Where a line holds "realtime", copy it.

━━━━━━━━━━

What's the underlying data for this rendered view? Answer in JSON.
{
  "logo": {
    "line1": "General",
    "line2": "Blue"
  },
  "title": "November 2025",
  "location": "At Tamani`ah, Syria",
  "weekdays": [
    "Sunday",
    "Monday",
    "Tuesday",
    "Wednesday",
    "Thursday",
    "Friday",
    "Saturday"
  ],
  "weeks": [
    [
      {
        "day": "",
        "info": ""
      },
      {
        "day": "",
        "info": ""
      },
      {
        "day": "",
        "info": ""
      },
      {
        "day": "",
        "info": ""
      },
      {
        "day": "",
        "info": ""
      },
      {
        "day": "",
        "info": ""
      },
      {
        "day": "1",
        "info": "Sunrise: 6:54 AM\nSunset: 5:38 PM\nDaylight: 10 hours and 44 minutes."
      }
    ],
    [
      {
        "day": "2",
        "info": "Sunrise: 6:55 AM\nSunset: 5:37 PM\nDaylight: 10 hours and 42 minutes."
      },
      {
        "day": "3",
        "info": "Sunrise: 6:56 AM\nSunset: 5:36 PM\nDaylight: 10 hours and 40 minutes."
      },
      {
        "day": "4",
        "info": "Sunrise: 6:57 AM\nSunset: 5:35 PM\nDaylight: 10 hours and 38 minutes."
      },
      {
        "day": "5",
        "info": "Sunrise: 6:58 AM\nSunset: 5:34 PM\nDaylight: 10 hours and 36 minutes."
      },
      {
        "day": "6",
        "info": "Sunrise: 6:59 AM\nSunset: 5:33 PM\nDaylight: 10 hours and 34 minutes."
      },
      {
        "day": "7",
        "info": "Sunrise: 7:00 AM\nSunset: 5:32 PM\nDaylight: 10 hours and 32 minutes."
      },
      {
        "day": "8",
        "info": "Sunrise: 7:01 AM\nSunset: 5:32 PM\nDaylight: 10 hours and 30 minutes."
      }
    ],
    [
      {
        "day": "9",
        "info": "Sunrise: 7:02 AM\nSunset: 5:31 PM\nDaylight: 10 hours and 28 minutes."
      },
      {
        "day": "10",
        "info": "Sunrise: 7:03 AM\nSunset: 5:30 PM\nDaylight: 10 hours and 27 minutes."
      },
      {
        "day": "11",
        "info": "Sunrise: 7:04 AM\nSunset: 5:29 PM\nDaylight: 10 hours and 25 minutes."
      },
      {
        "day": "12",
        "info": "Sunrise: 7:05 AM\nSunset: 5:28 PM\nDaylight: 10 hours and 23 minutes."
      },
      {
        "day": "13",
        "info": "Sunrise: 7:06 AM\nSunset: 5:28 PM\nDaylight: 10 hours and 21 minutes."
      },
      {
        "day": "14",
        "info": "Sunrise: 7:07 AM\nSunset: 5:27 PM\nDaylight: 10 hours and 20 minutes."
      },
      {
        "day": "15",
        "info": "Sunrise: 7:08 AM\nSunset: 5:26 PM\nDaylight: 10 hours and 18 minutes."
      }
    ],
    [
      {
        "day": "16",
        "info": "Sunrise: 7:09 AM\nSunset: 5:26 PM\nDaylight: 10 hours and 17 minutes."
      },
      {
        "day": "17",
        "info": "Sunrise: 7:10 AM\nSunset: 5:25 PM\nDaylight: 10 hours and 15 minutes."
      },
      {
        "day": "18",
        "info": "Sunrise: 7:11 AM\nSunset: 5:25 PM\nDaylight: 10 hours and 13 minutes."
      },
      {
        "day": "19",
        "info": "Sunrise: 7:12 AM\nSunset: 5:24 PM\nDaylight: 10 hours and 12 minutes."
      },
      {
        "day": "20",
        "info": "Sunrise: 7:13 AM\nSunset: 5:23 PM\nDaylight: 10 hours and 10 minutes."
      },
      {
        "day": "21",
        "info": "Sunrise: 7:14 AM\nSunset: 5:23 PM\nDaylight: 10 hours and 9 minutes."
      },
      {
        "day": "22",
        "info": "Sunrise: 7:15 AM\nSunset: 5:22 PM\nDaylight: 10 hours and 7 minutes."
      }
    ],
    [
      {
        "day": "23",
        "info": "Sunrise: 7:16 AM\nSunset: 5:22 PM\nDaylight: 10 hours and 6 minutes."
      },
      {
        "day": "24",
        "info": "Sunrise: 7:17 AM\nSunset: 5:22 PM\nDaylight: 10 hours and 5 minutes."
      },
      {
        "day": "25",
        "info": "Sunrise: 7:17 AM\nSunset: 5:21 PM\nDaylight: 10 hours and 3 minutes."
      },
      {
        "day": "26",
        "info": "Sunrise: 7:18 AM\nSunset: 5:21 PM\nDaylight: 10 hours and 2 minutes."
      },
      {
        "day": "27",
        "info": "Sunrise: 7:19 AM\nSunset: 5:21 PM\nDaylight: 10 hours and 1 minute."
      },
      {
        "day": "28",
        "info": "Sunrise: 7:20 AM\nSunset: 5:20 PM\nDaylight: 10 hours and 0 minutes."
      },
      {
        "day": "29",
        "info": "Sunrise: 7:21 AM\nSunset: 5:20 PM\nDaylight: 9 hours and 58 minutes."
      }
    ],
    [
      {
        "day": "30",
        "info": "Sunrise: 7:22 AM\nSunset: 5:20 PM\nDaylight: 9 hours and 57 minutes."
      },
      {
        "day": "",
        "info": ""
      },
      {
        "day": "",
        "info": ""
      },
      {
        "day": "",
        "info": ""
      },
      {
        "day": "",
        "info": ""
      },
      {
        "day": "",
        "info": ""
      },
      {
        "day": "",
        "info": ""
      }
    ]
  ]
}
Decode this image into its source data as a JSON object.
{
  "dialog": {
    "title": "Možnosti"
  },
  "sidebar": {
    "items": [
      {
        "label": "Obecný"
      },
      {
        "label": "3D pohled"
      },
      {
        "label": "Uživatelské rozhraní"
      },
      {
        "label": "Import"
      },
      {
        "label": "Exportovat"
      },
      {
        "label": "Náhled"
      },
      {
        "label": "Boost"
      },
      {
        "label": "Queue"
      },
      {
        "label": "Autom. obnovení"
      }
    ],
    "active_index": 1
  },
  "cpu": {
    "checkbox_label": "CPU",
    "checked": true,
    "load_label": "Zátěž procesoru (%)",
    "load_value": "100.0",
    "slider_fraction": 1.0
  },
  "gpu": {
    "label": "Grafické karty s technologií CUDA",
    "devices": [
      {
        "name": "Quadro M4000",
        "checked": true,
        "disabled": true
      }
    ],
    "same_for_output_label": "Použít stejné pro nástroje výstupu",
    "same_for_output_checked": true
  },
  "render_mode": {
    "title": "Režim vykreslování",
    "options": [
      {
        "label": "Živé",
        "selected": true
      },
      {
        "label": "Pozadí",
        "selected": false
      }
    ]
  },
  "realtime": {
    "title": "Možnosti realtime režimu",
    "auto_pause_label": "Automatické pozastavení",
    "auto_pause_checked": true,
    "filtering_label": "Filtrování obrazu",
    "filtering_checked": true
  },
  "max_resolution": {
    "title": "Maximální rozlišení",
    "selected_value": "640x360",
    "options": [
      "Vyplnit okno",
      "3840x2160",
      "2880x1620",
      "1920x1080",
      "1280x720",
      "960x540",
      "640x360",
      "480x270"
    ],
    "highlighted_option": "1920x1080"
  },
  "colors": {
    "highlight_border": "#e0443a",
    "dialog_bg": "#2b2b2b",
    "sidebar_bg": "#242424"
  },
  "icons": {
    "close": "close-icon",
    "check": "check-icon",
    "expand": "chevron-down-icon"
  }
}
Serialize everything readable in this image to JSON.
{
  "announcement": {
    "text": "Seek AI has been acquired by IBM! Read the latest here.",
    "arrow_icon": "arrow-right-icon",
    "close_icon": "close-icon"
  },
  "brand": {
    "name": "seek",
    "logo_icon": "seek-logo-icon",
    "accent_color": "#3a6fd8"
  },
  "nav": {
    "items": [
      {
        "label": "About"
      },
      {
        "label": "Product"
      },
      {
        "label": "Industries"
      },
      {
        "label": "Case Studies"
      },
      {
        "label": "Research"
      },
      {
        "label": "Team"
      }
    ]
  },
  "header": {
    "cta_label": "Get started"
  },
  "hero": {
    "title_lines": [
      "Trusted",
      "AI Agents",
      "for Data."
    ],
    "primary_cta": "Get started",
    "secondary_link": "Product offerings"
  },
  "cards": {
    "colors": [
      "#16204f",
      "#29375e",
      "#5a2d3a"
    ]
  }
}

━━━━━━━━━━

● Output below
  "realtime": {
    "title": "Možnosti realtime režimu",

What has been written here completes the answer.